Collect each line of the records containing the string "Changes".

(Records from a data collection)
--- Start ---
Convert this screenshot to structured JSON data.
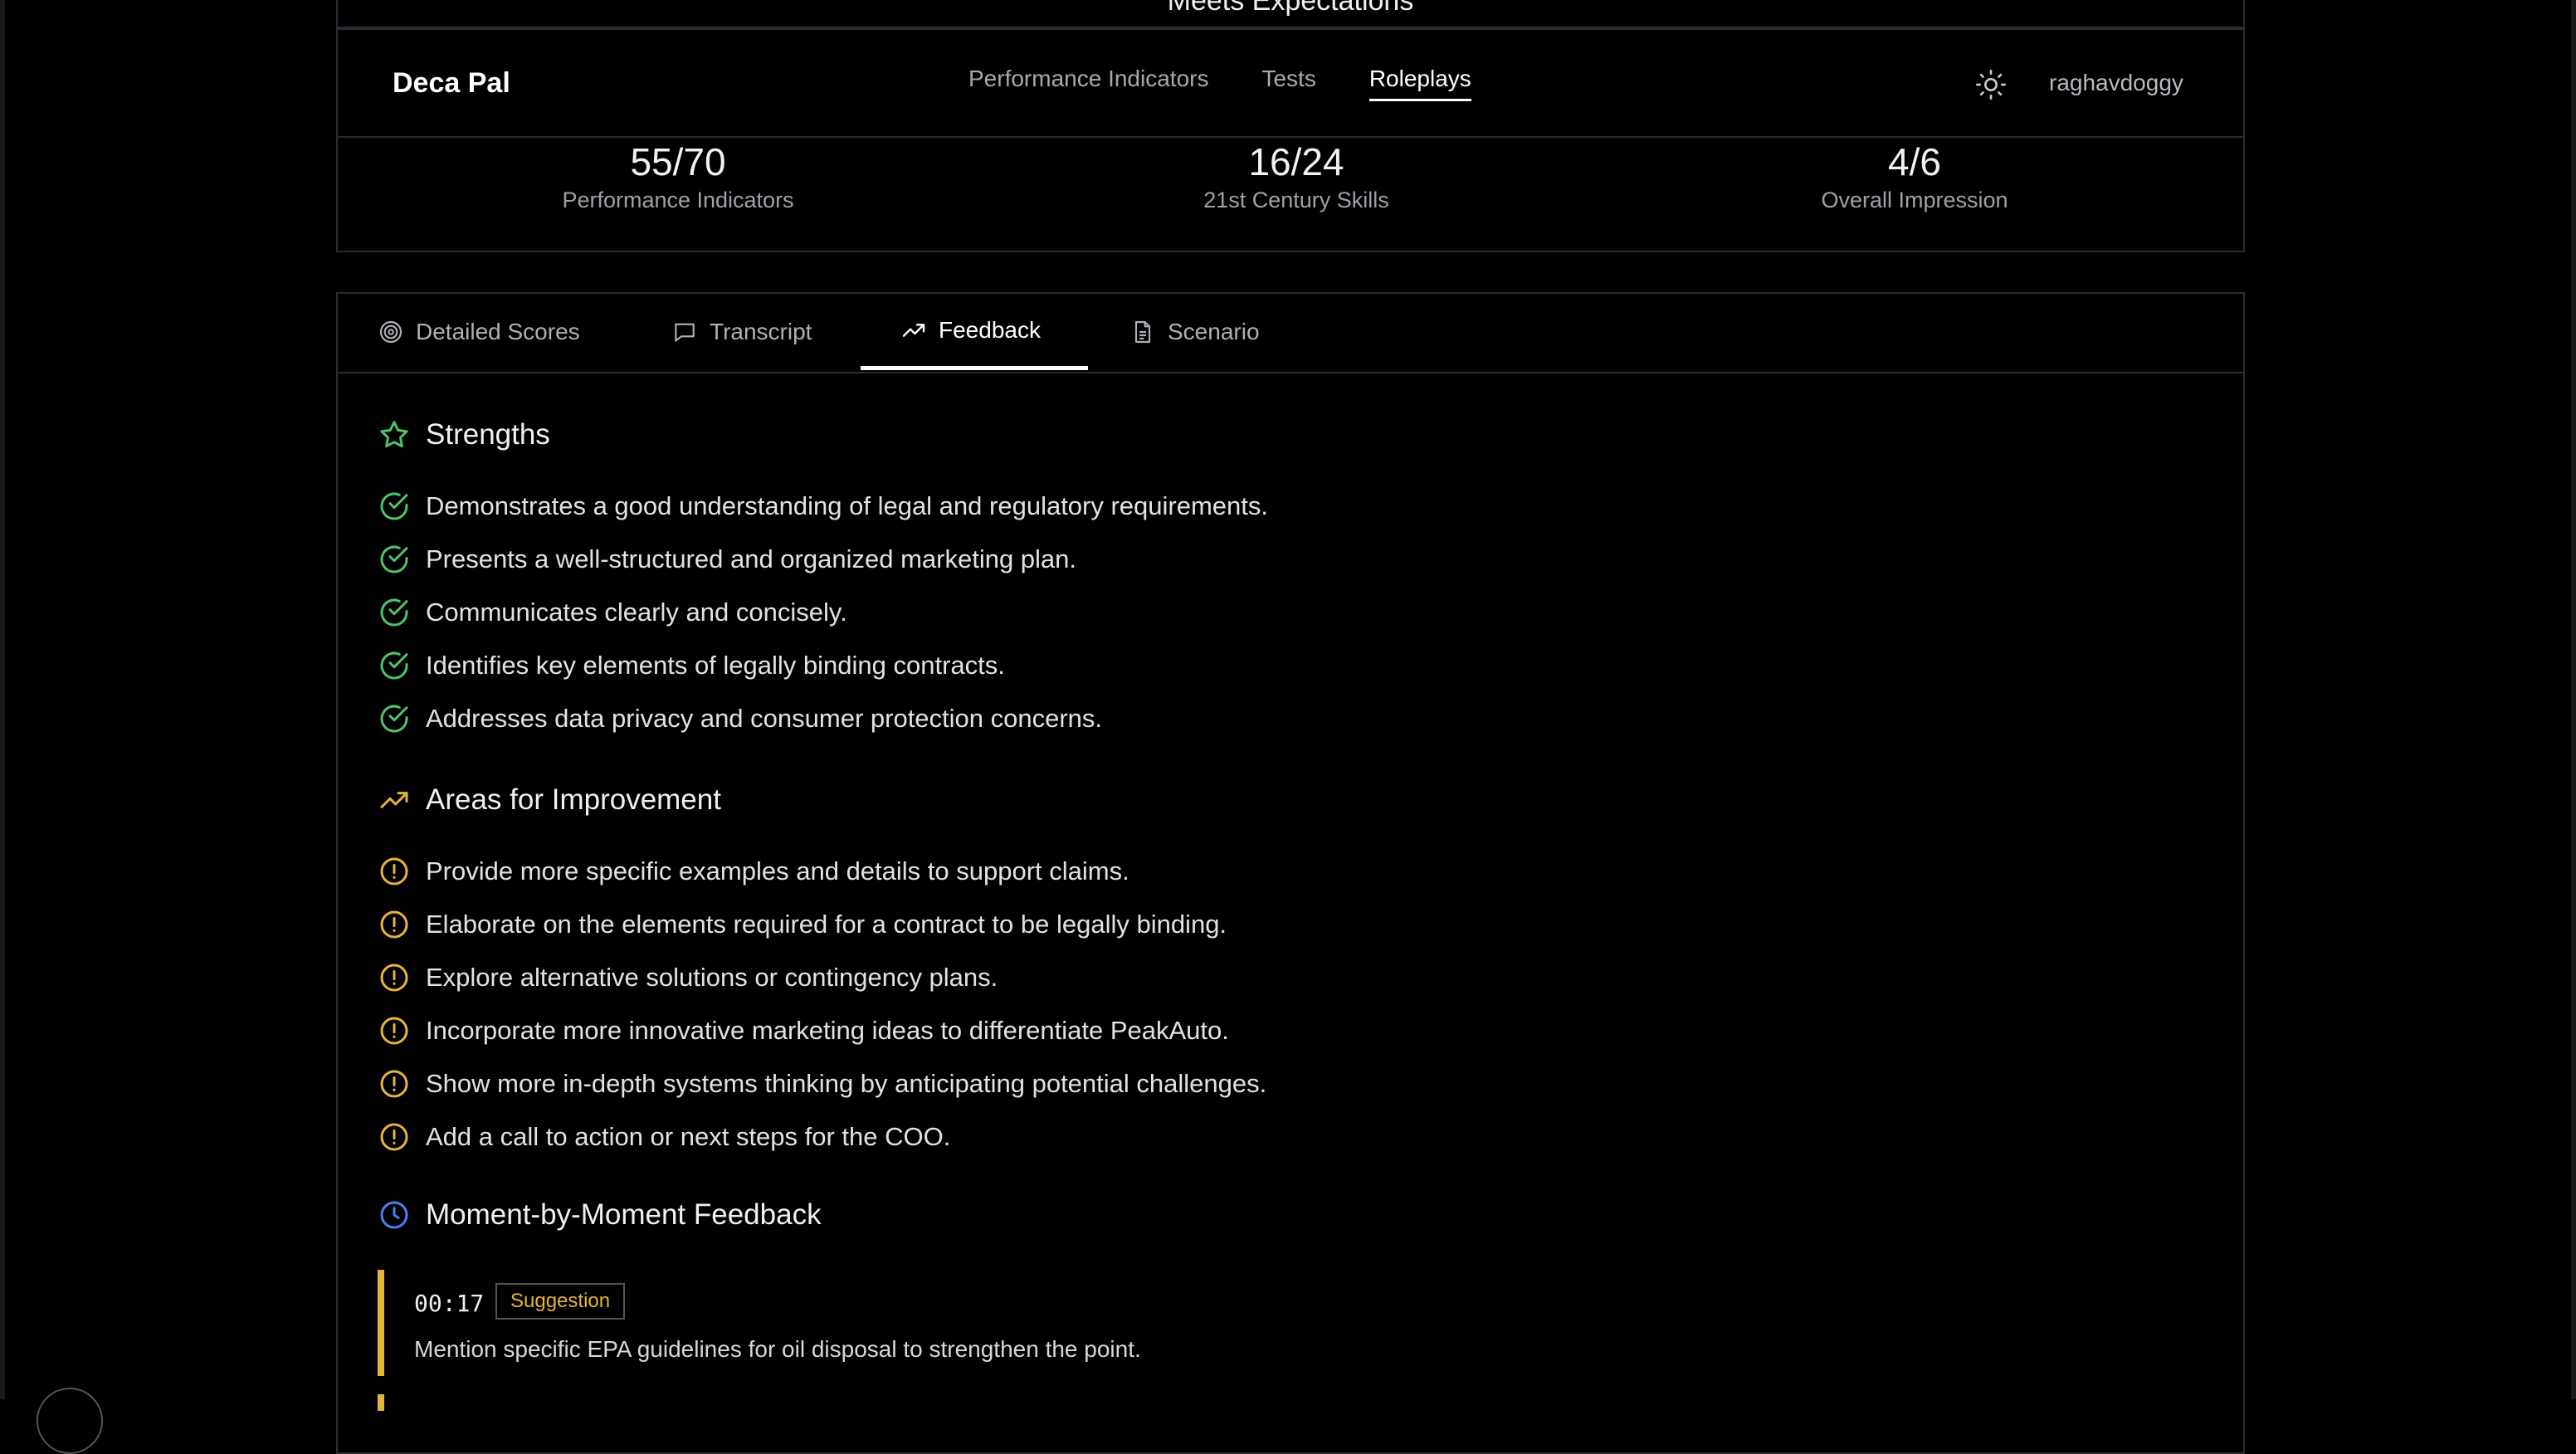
{
  "top_card": {
    "cut_text": "Meets Expectations"
  },
  "navbar": {
    "brand": "Deca Pal",
    "links": [
      "Performance Indicators",
      "Tests",
      "Roleplays"
    ],
    "active_link": "Roleplays",
    "theme_icon": "sun-icon",
    "username": "raghavdoggy"
  },
  "scores": [
    {
      "value": "55/70",
      "label": "Performance Indicators"
    },
    {
      "value": "16/24",
      "label": "21st Century Skills"
    },
    {
      "value": "4/6",
      "label": "Overall Impression"
    }
  ],
  "tabs": [
    {
      "label": "Detailed Scores",
      "icon": "target-icon"
    },
    {
      "label": "Transcript",
      "icon": "message-icon"
    },
    {
      "label": "Feedback",
      "icon": "trending-up-icon",
      "active": true
    },
    {
      "label": "Scenario",
      "icon": "document-icon"
    }
  ],
  "strengths": {
    "title": "Strengths",
    "items": [
      "Demonstrates a good understanding of legal and regulatory requirements.",
      "Presents a well-structured and organized marketing plan.",
      "Communicates clearly and concisely.",
      "Identifies key elements of legally binding contracts.",
      "Addresses data privacy and consumer protection concerns."
    ]
  },
  "improvements": {
    "title": "Areas for Improvement",
    "items": [
      "Provide more specific examples and details to support claims.",
      "Elaborate on the elements required for a contract to be legally binding.",
      "Explore alternative solutions or contingency plans.",
      "Incorporate more innovative marketing ideas to differentiate PeakAuto.",
      "Show more in-depth systems thinking by anticipating potential challenges.",
      "Add a call to action or next steps for the COO."
    ]
  },
  "moments": {
    "title": "Moment-by-Moment Feedback",
    "items": [
      {
        "time": "00:17",
        "badge": "Suggestion",
        "text": "Mention specific EPA guidelines for oil disposal to strengthen the point."
      }
    ]
  },
  "colors": {
    "green": "#4fc26b",
    "amber": "#e5b53a",
    "blue": "#4f7df0",
    "border": "#2b2b33"
  }
}
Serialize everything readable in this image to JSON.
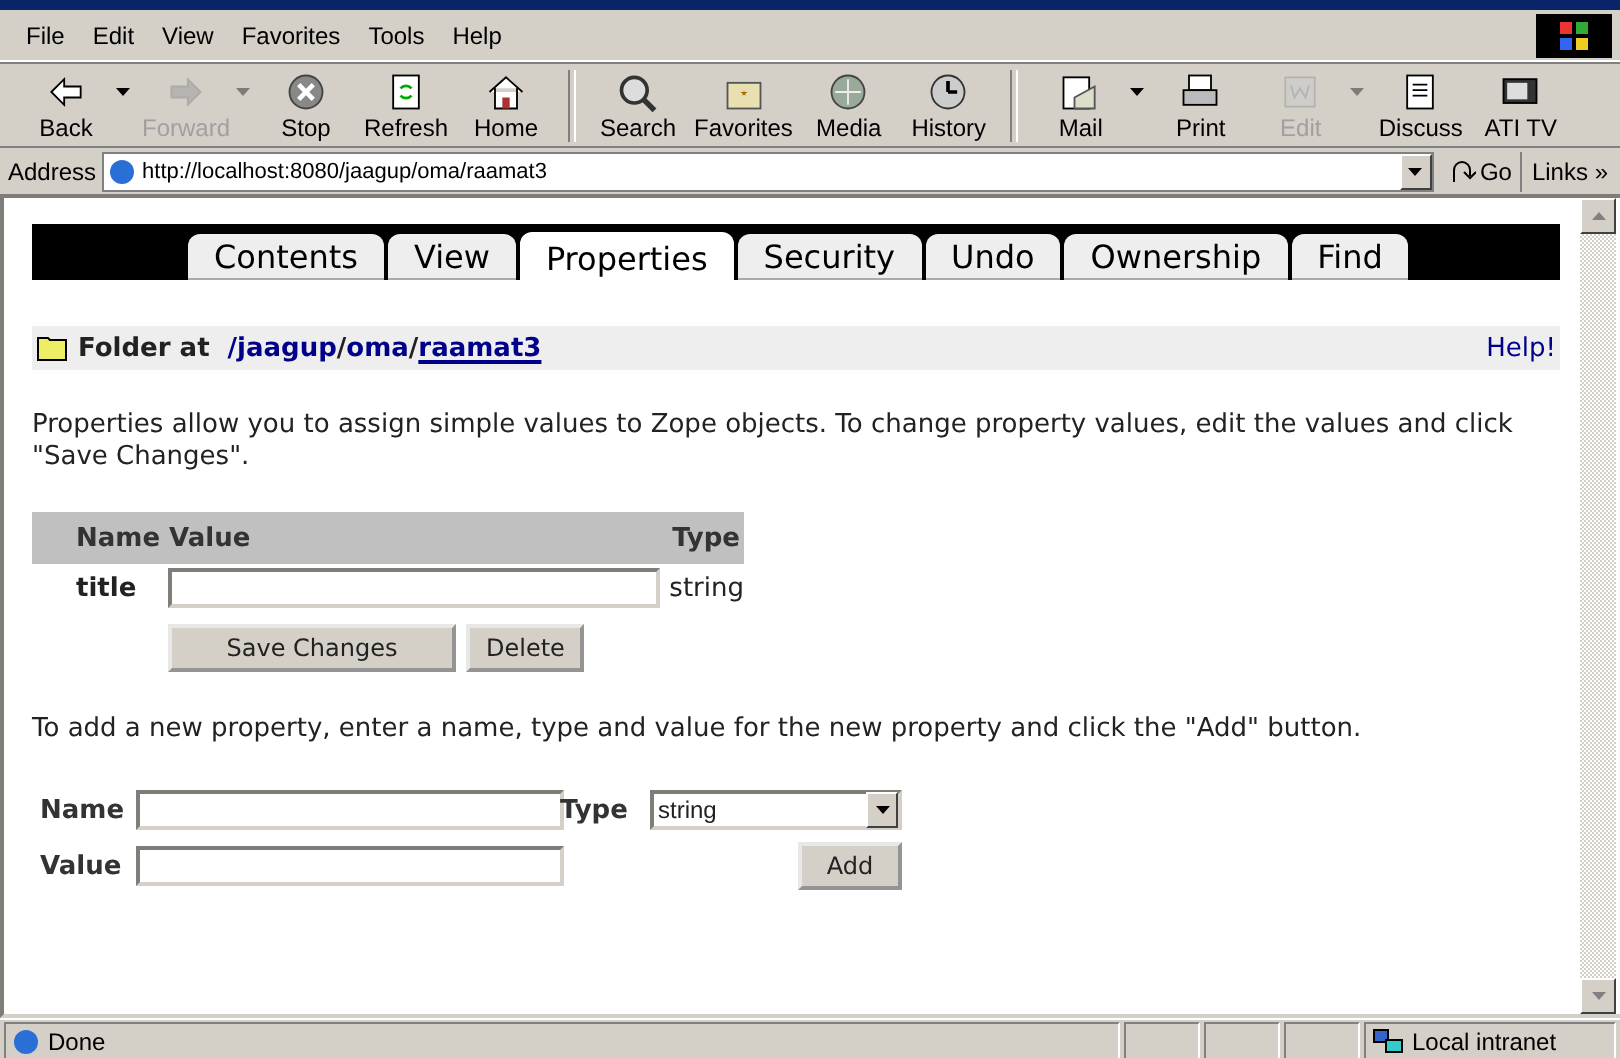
{
  "menu": [
    "File",
    "Edit",
    "View",
    "Favorites",
    "Tools",
    "Help"
  ],
  "toolbar": [
    [
      {
        "label": "Back",
        "disabled": false,
        "dropdown": true
      },
      {
        "label": "Forward",
        "disabled": true,
        "dropdown": true
      },
      {
        "label": "Stop",
        "disabled": false,
        "dropdown": false
      },
      {
        "label": "Refresh",
        "disabled": false,
        "dropdown": false
      },
      {
        "label": "Home",
        "disabled": false,
        "dropdown": false
      }
    ],
    [
      {
        "label": "Search",
        "disabled": false,
        "dropdown": false
      },
      {
        "label": "Favorites",
        "disabled": false,
        "dropdown": false
      },
      {
        "label": "Media",
        "disabled": false,
        "dropdown": false
      },
      {
        "label": "History",
        "disabled": false,
        "dropdown": false
      }
    ],
    [
      {
        "label": "Mail",
        "disabled": false,
        "dropdown": true
      },
      {
        "label": "Print",
        "disabled": false,
        "dropdown": false
      },
      {
        "label": "Edit",
        "disabled": true,
        "dropdown": true
      },
      {
        "label": "Discuss",
        "disabled": false,
        "dropdown": false
      },
      {
        "label": "ATI TV",
        "disabled": false,
        "dropdown": false
      }
    ]
  ],
  "address": {
    "label": "Address",
    "url": "http://localhost:8080/jaagup/oma/raamat3",
    "go": "Go",
    "links": "Links",
    "more": "»"
  },
  "tabs": [
    {
      "label": "Contents",
      "selected": false
    },
    {
      "label": "View",
      "selected": false
    },
    {
      "label": "Properties",
      "selected": true
    },
    {
      "label": "Security",
      "selected": false
    },
    {
      "label": "Undo",
      "selected": false
    },
    {
      "label": "Ownership",
      "selected": false
    },
    {
      "label": "Find",
      "selected": false
    }
  ],
  "location": {
    "label": "Folder at",
    "path": [
      {
        "text": "/jaagup",
        "current": false
      },
      {
        "text": "/",
        "kind": "sep"
      },
      {
        "text": "oma",
        "current": false
      },
      {
        "text": "/",
        "kind": "sep"
      },
      {
        "text": "raamat3",
        "current": true
      }
    ],
    "help": "Help!"
  },
  "intro": "Properties allow you to assign simple values to Zope objects. To change property values, edit the values and click \"Save Changes\".",
  "table": {
    "columns": [
      "Name",
      "Value",
      "Type"
    ],
    "rows": [
      {
        "name": "title",
        "type": "string"
      }
    ]
  },
  "buttons": [
    "Save Changes",
    "Delete"
  ],
  "add_intro": "To add a new property, enter a name, type and value for the new property and click the \"Add\" button.",
  "add_form": {
    "name_label": "Name",
    "type_label": "Type",
    "type_value": "string",
    "value_label": "Value",
    "add": "Add"
  },
  "status_bar": {
    "text": "Done",
    "zone": "Local intranet"
  }
}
--- End ---
## COMPLETE ANSWER
  "intro": "Properties allow you to assign simple values to Zope objects. To change property values, edit the values and click \"Save Changes\".",
    "Save Changes",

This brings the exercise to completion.